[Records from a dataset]
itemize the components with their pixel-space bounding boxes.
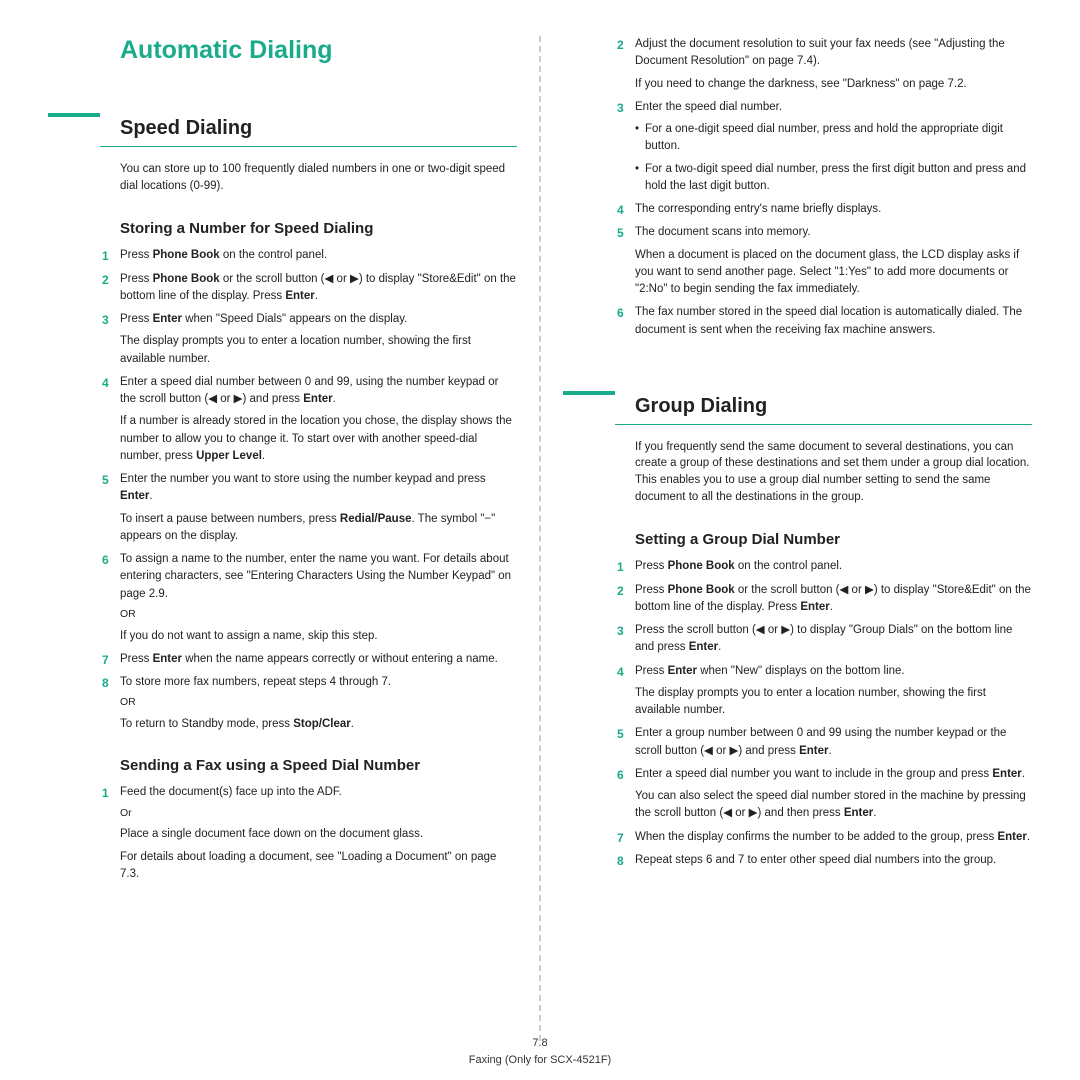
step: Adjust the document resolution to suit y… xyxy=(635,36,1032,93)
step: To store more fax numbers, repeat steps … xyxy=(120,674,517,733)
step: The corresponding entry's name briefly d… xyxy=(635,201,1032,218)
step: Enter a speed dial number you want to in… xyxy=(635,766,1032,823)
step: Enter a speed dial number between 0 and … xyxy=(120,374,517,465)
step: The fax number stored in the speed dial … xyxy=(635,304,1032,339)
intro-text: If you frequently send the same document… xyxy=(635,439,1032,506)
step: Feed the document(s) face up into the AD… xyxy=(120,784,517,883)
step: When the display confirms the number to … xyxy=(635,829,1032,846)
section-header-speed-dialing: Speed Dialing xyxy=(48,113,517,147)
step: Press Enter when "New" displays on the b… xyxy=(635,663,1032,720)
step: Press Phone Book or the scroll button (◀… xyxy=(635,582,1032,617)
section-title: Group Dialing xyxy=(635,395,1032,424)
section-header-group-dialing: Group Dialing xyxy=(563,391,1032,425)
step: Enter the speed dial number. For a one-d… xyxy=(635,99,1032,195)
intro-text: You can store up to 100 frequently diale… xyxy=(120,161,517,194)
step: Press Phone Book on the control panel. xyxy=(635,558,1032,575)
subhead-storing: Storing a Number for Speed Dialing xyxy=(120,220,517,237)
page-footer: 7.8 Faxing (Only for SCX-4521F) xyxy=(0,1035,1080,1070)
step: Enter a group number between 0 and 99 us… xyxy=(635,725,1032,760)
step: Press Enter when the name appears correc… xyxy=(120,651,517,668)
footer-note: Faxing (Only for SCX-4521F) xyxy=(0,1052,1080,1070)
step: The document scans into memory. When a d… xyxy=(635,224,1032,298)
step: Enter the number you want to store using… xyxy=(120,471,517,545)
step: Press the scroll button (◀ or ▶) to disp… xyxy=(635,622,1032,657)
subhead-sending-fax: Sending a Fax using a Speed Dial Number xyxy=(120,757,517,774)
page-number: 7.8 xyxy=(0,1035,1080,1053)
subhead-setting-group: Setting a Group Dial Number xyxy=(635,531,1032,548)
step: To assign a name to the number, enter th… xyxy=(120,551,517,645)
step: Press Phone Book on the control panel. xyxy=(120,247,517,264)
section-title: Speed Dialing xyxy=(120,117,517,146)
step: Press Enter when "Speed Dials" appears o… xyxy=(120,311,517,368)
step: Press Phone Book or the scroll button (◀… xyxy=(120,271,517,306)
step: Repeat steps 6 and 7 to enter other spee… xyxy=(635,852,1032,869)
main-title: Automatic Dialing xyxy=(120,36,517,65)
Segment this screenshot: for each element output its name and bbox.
* * *
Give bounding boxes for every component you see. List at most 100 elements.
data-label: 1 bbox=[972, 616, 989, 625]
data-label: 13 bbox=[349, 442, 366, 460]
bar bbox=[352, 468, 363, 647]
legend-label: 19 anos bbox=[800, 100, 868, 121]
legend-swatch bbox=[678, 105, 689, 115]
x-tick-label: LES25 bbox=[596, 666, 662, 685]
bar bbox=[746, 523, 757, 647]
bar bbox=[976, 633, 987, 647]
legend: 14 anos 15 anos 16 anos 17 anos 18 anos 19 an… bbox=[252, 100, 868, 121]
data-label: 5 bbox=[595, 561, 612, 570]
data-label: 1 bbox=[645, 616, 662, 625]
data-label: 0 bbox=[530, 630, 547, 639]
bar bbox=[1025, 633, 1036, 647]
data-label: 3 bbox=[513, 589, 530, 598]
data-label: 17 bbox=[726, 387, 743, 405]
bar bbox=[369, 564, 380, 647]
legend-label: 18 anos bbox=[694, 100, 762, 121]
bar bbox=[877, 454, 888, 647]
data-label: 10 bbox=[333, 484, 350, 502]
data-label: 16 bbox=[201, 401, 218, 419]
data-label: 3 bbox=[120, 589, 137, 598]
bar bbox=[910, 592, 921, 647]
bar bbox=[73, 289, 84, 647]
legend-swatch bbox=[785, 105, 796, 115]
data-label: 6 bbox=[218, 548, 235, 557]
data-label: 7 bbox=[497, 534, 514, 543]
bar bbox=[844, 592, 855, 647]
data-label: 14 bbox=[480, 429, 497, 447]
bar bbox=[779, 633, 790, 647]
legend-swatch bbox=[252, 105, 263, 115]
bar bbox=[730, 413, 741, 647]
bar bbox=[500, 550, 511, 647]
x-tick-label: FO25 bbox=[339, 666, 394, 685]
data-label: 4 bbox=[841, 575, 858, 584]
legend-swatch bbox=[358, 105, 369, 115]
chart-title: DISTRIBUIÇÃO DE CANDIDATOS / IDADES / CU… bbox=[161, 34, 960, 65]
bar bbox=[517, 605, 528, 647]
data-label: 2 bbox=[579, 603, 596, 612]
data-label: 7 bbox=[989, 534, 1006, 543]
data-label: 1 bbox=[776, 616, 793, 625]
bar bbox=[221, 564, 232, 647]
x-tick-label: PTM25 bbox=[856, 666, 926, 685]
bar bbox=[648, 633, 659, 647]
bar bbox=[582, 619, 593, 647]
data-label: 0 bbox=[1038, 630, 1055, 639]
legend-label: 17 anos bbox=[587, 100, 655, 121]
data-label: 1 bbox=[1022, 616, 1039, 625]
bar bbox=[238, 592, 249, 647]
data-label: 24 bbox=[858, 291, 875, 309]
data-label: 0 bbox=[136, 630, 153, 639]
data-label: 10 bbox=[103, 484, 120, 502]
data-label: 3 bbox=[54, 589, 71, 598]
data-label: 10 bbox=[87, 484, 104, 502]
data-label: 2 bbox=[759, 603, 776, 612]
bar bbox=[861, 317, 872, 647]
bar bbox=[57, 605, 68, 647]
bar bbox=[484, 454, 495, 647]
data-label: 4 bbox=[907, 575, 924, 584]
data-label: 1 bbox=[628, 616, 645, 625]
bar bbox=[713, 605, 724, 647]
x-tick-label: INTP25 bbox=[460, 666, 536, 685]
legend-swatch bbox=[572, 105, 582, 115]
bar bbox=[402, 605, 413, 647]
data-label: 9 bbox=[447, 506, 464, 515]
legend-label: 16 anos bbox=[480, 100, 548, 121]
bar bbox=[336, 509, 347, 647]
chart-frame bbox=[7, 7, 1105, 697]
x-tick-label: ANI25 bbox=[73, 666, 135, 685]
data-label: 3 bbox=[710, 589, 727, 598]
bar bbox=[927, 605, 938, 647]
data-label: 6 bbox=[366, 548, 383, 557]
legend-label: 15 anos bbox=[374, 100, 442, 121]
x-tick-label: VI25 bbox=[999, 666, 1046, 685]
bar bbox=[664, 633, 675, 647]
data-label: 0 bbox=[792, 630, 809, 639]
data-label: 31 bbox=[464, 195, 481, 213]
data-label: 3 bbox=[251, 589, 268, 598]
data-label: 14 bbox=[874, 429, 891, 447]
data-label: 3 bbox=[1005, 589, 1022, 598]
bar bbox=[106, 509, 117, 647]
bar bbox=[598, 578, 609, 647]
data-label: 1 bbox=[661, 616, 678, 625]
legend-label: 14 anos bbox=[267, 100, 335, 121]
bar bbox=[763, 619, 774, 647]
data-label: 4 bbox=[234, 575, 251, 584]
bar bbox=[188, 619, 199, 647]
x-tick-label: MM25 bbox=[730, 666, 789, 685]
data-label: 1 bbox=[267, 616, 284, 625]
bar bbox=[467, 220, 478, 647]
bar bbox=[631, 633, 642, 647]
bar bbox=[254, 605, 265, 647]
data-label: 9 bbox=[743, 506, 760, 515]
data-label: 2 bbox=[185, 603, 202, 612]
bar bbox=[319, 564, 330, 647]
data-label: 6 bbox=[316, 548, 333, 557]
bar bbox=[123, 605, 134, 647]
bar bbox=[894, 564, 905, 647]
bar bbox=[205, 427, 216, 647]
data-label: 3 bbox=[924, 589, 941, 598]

### [Objective]
State how many lines in the listing contain the string "Phone". Case counts, and give only the number.

### [Answer for this exercise]
4